Problem description: Output the material below in its entirety, exactly as given.

****

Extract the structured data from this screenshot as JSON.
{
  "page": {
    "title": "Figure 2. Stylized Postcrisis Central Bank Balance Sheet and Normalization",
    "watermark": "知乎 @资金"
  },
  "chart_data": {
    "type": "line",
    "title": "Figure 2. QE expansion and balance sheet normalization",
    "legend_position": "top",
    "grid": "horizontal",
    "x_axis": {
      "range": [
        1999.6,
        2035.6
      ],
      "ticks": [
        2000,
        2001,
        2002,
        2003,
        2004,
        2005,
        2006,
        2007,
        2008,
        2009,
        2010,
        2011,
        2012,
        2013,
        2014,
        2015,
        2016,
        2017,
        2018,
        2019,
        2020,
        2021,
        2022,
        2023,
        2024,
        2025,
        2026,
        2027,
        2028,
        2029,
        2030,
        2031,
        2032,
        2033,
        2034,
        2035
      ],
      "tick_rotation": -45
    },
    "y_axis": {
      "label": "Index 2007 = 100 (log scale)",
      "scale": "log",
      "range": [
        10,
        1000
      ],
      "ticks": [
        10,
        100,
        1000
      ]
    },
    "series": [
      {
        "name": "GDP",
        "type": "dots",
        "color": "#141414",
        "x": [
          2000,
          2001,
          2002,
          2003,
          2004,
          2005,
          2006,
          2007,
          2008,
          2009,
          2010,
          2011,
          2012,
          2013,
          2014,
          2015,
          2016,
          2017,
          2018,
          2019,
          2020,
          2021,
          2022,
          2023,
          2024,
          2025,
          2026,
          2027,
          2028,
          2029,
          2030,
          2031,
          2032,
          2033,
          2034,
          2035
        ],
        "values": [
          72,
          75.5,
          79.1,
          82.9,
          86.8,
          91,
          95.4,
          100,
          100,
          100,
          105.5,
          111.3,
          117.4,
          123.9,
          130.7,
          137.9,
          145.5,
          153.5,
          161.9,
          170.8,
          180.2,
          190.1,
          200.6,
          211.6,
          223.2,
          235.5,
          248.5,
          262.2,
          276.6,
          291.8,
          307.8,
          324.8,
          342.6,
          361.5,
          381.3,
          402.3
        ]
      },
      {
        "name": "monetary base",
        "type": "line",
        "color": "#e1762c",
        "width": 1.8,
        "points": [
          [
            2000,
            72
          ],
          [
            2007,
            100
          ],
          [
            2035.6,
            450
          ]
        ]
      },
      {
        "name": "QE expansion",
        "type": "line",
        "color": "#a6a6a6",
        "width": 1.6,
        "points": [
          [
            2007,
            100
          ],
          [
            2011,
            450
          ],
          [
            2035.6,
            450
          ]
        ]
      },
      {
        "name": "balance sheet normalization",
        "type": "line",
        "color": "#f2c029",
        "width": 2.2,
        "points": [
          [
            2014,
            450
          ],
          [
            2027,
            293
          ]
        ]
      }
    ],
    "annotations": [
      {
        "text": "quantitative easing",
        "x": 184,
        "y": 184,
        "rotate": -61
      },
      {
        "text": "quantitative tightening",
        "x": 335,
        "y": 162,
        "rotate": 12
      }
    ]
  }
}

****

Solution below:
Extract the structured data from this screenshot as JSON.
{
  "page": {
    "title": "Figure 2. Stylized Postcrisis Central Bank Balance Sheet and Normalization",
    "watermark": "知乎 @资金"
  },
  "chart_data": {
    "type": "line",
    "title": "Figure 2. QE expansion and balance sheet normalization",
    "legend_position": "top",
    "grid": "horizontal",
    "x_axis": {
      "range": [
        1999.6,
        2035.6
      ],
      "ticks": [
        2000,
        2001,
        2002,
        2003,
        2004,
        2005,
        2006,
        2007,
        2008,
        2009,
        2010,
        2011,
        2012,
        2013,
        2014,
        2015,
        2016,
        2017,
        2018,
        2019,
        2020,
        2021,
        2022,
        2023,
        2024,
        2025,
        2026,
        2027,
        2028,
        2029,
        2030,
        2031,
        2032,
        2033,
        2034,
        2035
      ],
      "tick_rotation": -45
    },
    "y_axis": {
      "label": "Index 2007 = 100 (log scale)",
      "scale": "log",
      "range": [
        10,
        1000
      ],
      "ticks": [
        10,
        100,
        1000
      ]
    },
    "series": [
      {
        "name": "GDP",
        "type": "dots",
        "color": "#141414",
        "x": [
          2000,
          2001,
          2002,
          2003,
          2004,
          2005,
          2006,
          2007,
          2008,
          2009,
          2010,
          2011,
          2012,
          2013,
          2014,
          2015,
          2016,
          2017,
          2018,
          2019,
          2020,
          2021,
          2022,
          2023,
          2024,
          2025,
          2026,
          2027,
          2028,
          2029,
          2030,
          2031,
          2032,
          2033,
          2034,
          2035
        ],
        "values": [
          72,
          75.5,
          79.1,
          82.9,
          86.8,
          91,
          95.4,
          100,
          100,
          100,
          105.5,
          111.3,
          117.4,
          123.9,
          130.7,
          137.9,
          145.5,
          153.5,
          161.9,
          170.8,
          180.2,
          190.1,
          200.6,
          211.6,
          223.2,
          235.5,
          248.5,
          262.2,
          276.6,
          291.8,
          307.8,
          324.8,
          342.6,
          361.5,
          381.3,
          402.3
        ]
      },
      {
        "name": "monetary base",
        "type": "line",
        "color": "#e1762c",
        "width": 1.8,
        "points": [
          [
            2000,
            72
          ],
          [
            2007,
            100
          ],
          [
            2035.6,
            450
          ]
        ]
      },
      {
        "name": "QE expansion",
        "type": "line",
        "color": "#a6a6a6",
        "width": 1.6,
        "points": [
          [
            2007,
            100
          ],
          [
            2011,
            450
          ],
          [
            2035.6,
            450
          ]
        ]
      },
      {
        "name": "balance sheet normalization",
        "type": "line",
        "color": "#f2c029",
        "width": 2.2,
        "points": [
          [
            2014,
            450
          ],
          [
            2027,
            293
          ]
        ]
      }
    ],
    "annotations": [
      {
        "text": "quantitative easing",
        "x": 184,
        "y": 184,
        "rotate": -61
      },
      {
        "text": "quantitative tightening",
        "x": 335,
        "y": 162,
        "rotate": 12
      }
    ]
  }
}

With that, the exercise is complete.